━━━ RECORDS SHOWN ━━━

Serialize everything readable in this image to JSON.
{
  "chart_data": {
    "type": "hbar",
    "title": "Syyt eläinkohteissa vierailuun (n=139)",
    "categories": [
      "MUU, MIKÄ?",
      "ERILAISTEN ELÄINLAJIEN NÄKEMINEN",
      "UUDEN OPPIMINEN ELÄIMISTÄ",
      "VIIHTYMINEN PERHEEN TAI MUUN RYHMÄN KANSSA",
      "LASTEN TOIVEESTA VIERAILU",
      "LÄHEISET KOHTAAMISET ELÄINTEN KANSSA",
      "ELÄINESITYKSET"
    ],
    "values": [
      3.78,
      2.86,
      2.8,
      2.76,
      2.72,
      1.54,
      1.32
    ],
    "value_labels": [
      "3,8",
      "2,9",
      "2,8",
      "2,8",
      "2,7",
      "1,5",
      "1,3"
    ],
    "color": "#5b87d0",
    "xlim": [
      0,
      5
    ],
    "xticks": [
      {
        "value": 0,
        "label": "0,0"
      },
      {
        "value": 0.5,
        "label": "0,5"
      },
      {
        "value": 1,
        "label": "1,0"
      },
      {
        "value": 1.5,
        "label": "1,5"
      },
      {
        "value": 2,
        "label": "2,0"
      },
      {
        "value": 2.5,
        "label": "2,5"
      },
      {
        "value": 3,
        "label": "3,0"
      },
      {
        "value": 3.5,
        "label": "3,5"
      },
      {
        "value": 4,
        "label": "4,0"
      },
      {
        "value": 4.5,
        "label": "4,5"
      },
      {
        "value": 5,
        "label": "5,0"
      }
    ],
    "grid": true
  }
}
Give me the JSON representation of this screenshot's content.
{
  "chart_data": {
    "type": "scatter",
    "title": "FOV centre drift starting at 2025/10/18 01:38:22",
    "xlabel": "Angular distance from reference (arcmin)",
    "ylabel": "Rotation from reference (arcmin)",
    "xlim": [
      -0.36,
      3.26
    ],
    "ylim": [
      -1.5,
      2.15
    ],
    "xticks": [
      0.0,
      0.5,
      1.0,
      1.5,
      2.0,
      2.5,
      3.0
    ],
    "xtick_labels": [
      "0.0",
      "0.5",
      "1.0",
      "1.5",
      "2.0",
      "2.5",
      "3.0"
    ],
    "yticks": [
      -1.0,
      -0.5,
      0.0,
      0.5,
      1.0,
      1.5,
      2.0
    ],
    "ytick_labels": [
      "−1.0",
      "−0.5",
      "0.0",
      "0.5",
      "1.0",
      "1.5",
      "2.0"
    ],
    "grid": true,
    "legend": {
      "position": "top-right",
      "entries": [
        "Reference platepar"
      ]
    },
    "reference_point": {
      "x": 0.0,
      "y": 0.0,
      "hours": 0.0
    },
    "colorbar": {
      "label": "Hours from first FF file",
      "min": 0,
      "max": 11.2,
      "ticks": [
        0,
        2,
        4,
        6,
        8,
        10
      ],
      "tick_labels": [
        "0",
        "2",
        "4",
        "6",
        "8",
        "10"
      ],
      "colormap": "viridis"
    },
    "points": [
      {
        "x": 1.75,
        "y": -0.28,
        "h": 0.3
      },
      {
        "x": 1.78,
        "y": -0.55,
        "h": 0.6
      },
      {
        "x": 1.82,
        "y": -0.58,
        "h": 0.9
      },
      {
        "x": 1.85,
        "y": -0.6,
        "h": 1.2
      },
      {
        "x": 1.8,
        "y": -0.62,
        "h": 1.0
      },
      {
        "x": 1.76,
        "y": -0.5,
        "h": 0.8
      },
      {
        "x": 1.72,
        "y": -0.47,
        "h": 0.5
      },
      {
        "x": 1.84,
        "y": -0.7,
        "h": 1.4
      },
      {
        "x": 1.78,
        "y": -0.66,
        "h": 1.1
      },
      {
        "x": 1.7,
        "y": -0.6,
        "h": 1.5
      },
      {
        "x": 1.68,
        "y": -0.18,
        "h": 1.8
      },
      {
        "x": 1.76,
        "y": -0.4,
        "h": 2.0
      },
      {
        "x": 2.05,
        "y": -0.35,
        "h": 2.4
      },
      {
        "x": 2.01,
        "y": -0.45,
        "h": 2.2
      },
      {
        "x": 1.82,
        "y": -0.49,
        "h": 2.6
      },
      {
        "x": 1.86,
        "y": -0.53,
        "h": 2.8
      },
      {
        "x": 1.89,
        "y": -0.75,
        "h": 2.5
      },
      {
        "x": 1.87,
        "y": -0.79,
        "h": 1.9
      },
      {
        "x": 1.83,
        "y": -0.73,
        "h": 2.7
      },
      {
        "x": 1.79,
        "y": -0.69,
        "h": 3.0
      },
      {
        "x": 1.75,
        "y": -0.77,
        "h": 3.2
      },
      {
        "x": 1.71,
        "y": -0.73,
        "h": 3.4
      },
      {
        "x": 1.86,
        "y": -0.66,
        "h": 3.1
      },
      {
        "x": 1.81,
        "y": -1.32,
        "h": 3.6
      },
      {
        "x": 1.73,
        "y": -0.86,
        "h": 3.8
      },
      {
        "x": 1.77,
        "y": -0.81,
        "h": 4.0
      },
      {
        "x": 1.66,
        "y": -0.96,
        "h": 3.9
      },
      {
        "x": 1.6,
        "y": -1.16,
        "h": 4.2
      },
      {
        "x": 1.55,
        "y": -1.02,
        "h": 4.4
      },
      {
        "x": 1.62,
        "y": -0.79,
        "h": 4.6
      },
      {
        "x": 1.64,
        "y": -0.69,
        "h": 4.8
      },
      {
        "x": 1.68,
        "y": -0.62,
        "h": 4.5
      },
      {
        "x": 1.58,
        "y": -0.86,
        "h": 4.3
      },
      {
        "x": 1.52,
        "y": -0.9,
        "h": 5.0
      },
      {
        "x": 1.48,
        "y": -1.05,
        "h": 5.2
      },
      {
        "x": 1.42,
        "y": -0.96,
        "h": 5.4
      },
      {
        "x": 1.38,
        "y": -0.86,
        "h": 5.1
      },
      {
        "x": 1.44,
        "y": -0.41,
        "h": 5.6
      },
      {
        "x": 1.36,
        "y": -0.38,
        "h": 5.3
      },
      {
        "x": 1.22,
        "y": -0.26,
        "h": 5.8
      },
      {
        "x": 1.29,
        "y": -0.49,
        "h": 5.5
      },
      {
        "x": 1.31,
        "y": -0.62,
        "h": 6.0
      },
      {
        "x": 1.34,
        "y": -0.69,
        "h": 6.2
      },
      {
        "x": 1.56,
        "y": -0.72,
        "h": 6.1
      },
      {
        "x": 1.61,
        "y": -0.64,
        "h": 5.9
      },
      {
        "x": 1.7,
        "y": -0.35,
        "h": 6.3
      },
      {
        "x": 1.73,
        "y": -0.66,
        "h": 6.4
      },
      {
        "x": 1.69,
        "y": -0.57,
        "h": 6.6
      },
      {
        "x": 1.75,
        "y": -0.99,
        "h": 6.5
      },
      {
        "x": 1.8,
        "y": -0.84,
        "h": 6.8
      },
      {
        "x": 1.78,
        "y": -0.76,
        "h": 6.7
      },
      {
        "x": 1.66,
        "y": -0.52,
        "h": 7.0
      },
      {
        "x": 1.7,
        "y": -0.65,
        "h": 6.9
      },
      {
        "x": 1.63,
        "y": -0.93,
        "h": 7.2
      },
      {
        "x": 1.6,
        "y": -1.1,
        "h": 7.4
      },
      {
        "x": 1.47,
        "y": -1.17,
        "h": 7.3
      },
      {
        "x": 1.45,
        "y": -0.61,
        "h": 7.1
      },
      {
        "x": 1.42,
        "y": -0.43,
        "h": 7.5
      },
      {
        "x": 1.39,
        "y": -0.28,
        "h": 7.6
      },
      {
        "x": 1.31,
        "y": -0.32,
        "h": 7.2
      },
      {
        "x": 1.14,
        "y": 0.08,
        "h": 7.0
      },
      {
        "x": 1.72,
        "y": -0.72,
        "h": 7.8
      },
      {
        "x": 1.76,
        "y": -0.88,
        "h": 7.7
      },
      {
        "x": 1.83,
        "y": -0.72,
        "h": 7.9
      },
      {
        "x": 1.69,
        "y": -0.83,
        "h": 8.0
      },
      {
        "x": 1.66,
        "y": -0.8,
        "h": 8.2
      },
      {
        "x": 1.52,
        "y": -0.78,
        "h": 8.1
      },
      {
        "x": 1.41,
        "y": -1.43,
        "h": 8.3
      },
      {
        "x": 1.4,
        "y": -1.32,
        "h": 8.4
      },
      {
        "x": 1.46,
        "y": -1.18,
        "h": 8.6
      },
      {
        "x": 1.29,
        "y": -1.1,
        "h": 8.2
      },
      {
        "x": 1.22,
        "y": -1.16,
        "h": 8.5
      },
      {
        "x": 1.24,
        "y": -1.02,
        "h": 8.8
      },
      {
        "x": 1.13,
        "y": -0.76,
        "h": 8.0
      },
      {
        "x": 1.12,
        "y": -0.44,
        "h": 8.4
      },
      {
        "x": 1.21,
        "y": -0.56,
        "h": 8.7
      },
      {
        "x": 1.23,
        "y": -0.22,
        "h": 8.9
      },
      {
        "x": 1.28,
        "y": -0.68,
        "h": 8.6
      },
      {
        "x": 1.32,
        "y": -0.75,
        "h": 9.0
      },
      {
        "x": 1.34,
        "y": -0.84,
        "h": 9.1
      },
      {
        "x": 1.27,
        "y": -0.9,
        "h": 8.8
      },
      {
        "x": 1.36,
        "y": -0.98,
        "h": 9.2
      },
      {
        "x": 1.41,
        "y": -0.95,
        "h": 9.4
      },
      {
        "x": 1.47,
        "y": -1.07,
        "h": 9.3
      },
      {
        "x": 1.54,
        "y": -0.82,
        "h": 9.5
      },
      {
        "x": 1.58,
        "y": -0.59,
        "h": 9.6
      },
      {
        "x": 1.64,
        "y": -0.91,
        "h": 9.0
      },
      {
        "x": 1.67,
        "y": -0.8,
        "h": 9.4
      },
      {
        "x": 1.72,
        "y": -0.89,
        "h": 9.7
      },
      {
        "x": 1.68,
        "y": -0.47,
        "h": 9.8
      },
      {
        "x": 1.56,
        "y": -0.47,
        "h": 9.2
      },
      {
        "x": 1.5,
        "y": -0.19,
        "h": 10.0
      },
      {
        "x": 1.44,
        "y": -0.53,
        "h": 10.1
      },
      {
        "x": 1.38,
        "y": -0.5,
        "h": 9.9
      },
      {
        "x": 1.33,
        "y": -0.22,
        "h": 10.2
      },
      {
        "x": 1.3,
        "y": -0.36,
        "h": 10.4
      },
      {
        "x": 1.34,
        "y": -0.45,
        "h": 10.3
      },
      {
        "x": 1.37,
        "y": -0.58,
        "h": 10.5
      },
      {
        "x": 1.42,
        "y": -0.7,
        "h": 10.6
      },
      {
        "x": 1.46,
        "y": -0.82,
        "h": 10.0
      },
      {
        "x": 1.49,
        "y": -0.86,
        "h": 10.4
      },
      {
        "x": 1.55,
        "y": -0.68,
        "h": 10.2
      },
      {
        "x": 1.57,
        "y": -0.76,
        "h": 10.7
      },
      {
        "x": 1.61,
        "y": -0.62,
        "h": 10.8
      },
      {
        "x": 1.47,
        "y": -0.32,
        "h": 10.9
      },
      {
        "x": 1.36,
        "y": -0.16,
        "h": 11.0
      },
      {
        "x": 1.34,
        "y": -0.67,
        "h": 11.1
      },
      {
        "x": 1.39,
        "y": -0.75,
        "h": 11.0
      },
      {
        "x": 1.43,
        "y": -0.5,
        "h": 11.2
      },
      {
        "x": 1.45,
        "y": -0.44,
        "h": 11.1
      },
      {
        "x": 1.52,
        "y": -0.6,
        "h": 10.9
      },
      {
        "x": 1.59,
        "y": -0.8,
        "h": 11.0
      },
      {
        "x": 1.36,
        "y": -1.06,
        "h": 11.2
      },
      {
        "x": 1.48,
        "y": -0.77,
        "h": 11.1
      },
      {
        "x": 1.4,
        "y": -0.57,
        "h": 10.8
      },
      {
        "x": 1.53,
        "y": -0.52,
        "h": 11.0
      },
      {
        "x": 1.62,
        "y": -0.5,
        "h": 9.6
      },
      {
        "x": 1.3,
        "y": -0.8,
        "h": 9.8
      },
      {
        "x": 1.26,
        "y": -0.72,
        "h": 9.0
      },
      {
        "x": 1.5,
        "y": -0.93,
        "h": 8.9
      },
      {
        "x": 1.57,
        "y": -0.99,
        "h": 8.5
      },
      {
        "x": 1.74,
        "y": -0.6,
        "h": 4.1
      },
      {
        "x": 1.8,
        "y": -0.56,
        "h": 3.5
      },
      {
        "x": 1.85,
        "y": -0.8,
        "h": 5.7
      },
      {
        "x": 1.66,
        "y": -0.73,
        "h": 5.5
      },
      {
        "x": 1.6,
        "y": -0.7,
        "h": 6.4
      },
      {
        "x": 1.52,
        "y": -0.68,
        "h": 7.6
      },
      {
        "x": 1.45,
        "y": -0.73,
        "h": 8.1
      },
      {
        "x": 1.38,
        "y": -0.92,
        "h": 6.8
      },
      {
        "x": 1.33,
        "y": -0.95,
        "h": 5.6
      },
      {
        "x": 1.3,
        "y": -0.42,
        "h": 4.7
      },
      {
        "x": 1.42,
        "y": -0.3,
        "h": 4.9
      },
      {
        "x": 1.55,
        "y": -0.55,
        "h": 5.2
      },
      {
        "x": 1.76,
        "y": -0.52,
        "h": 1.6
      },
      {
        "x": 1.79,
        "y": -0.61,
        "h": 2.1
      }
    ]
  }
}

━━━

◆ DIRECTIONS
Select and copy every line of the listing with the word "KANSSA".

◆ TASK ANSWER
      "VIIHTYMINEN PERHEEN TAI MUUN RYHMÄN KANSSA",
      "LÄHEISET KOHTAAMISET ELÄINTEN KANSSA",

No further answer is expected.